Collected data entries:
+ + +

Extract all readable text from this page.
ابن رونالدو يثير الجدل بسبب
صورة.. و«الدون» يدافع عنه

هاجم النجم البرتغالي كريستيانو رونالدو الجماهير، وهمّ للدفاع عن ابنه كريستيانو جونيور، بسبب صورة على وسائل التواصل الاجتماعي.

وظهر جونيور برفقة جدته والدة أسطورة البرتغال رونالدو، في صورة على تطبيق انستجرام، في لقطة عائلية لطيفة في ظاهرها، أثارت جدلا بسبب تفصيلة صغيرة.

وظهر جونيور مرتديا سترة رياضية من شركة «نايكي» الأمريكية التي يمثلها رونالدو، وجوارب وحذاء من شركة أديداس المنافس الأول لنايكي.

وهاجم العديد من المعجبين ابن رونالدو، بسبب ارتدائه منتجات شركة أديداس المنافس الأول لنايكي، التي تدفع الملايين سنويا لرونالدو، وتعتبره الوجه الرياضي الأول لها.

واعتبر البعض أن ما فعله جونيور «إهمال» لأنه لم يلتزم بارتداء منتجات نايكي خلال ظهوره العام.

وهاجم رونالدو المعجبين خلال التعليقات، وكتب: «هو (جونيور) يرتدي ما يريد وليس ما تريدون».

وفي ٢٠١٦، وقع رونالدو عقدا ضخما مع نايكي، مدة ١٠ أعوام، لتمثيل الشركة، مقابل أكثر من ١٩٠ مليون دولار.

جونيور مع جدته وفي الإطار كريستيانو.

+ + +

**WHAT THIS TASK INVOLVES**
Extract the full listing above without altering anything.

**SOLVED PROBLEM**
Extract all readable text from this page.
ابن رونالدو يثير الجدل بسبب
صورة.. و«الدون» يدافع عنه

هاجم النجم البرتغالي كريستيانو رونالدو الجماهير، وهمّ للدفاع عن ابنه كريستيانو جونيور، بسبب صورة على وسائل التواصل الاجتماعي.

وظهر جونيور برفقة جدته والدة أسطورة البرتغال رونالدو، في صورة على تطبيق انستجرام، في لقطة عائلية لطيفة في ظاهرها، أثارت جدلا بسبب تفصيلة صغيرة.

وظهر جونيور مرتديا سترة رياضية من شركة «نايكي» الأمريكية التي يمثلها رونالدو، وجوارب وحذاء من شركة أديداس المنافس الأول لنايكي.

وهاجم العديد من المعجبين ابن رونالدو، بسبب ارتدائه منتجات شركة أديداس المنافس الأول لنايكي، التي تدفع الملايين سنويا لرونالدو، وتعتبره الوجه الرياضي الأول لها.

واعتبر البعض أن ما فعله جونيور «إهمال» لأنه لم يلتزم بارتداء منتجات نايكي خلال ظهوره العام.

وهاجم رونالدو المعجبين خلال التعليقات، وكتب: «هو (جونيور) يرتدي ما يريد وليس ما تريدون».

وفي ٢٠١٦، وقع رونالدو عقدا ضخما مع نايكي، مدة ١٠ أعوام، لتمثيل الشركة، مقابل أكثر من ١٩٠ مليون دولار.

جونيور مع جدته وفي الإطار كريستيانو.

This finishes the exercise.